- Given instruction: Pick out all lines in the listing holding the string "BALANZA" and copy them.
-- BEGIN --
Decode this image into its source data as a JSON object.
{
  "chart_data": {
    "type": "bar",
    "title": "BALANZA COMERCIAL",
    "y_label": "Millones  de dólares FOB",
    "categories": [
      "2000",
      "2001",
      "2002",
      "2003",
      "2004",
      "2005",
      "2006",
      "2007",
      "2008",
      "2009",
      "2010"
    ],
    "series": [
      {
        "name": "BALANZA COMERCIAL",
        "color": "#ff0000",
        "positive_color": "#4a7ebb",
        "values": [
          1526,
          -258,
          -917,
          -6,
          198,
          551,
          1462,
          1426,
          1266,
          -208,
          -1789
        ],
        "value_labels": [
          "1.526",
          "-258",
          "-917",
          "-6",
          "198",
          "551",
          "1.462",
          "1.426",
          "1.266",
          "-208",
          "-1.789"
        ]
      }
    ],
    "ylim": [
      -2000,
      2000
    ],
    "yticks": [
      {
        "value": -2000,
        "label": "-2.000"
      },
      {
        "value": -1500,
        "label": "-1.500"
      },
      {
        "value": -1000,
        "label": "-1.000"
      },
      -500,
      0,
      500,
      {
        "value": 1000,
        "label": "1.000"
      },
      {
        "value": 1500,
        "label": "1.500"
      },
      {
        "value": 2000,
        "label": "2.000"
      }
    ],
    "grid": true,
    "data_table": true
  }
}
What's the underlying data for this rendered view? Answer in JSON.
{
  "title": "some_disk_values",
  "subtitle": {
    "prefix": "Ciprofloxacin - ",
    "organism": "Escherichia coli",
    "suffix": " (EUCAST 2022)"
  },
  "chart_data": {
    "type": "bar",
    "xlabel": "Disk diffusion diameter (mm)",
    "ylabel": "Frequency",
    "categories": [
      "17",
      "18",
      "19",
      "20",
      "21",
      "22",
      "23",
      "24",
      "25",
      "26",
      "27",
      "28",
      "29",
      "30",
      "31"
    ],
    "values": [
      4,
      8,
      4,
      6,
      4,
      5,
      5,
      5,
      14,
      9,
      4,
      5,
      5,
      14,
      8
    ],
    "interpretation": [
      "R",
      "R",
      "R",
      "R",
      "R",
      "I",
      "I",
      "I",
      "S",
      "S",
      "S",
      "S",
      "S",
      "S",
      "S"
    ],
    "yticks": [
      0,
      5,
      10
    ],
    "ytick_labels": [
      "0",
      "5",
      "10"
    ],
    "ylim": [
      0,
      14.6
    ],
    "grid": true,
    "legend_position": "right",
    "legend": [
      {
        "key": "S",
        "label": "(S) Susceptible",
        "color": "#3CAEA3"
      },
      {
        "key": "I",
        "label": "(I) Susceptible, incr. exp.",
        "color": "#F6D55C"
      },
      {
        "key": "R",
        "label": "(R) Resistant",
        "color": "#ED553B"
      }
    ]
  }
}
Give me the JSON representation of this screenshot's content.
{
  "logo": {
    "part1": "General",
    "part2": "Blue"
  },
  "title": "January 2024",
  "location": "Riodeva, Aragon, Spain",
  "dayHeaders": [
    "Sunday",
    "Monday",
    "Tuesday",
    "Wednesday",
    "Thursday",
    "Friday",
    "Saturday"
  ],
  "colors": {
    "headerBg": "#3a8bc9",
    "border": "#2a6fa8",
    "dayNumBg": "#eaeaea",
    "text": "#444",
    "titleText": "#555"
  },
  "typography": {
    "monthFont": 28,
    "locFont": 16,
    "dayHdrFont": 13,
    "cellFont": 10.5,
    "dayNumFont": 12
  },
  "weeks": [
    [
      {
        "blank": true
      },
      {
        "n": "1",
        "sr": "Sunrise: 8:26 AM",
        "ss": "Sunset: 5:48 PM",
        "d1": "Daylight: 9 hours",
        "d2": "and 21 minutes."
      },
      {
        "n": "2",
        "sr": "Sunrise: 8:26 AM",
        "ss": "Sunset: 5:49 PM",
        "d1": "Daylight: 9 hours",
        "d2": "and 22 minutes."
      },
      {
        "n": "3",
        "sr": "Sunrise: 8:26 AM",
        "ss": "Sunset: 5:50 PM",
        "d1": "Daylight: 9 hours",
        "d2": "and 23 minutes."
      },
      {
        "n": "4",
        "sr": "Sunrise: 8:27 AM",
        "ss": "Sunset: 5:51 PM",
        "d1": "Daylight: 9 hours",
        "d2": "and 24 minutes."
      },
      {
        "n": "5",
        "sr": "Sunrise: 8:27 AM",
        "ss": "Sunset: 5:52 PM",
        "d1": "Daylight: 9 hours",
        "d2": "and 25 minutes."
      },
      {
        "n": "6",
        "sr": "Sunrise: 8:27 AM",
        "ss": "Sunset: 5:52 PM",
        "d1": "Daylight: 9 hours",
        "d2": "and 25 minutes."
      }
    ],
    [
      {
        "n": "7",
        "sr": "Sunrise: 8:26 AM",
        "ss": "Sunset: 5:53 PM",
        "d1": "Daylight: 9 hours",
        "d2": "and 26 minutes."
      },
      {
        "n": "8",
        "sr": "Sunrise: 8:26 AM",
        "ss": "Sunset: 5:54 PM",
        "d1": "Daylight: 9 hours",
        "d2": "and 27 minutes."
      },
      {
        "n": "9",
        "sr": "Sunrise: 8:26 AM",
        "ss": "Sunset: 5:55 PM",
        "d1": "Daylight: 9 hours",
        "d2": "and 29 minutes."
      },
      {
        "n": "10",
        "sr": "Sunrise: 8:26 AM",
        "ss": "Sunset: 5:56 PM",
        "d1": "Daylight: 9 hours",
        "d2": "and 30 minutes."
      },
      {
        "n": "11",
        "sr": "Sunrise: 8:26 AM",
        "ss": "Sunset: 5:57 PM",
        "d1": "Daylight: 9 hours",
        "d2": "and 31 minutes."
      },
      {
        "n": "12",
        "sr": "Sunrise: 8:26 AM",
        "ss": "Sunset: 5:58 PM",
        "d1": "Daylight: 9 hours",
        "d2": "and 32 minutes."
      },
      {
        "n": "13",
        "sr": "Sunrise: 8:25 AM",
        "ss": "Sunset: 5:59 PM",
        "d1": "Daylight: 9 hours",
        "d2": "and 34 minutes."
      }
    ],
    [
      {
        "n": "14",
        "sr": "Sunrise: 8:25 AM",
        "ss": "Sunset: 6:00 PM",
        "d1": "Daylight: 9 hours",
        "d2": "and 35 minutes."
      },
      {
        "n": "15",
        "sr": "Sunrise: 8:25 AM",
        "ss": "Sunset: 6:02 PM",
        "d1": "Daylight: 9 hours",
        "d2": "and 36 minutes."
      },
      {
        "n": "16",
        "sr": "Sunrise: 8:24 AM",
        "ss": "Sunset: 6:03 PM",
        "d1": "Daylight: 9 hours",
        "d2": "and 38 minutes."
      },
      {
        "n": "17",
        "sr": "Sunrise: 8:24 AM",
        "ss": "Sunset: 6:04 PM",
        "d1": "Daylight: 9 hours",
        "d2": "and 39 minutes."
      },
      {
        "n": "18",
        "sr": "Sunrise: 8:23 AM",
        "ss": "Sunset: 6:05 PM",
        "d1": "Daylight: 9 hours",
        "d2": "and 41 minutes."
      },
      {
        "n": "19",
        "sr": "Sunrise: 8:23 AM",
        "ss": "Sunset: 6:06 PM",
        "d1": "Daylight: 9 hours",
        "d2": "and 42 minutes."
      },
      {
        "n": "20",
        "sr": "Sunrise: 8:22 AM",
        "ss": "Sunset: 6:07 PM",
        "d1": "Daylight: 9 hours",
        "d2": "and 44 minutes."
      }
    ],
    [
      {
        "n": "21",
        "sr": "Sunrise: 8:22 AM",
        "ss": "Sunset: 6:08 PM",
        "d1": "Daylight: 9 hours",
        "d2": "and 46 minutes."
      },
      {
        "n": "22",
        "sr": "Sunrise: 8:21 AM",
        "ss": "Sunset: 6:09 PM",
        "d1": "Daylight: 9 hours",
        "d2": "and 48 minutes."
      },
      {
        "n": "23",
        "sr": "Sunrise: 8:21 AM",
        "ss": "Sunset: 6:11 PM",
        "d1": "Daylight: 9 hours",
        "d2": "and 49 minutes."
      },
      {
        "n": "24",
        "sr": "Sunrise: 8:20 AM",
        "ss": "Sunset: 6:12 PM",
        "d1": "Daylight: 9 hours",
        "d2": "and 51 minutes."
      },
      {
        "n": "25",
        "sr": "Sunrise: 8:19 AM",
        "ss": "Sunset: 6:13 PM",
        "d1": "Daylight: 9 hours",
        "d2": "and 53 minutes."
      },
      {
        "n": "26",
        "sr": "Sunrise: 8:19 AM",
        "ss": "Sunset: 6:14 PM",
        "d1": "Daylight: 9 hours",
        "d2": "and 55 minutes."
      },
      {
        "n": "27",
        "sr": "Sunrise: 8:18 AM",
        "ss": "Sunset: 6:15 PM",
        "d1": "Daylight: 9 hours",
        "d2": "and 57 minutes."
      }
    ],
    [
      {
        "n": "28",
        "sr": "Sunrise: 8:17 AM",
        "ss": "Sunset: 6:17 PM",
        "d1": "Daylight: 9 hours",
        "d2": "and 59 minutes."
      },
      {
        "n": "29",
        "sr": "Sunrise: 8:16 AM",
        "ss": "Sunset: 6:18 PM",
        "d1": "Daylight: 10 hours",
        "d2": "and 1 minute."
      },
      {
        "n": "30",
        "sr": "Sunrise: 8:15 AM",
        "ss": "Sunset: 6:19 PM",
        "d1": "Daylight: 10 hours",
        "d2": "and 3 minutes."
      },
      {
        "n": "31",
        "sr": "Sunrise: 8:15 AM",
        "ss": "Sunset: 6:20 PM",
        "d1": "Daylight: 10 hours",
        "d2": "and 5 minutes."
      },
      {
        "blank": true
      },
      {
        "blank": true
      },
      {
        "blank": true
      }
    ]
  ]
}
-- END --
- Expected output:
    "title": "BALANZA COMERCIAL",
        "name": "BALANZA COMERCIAL",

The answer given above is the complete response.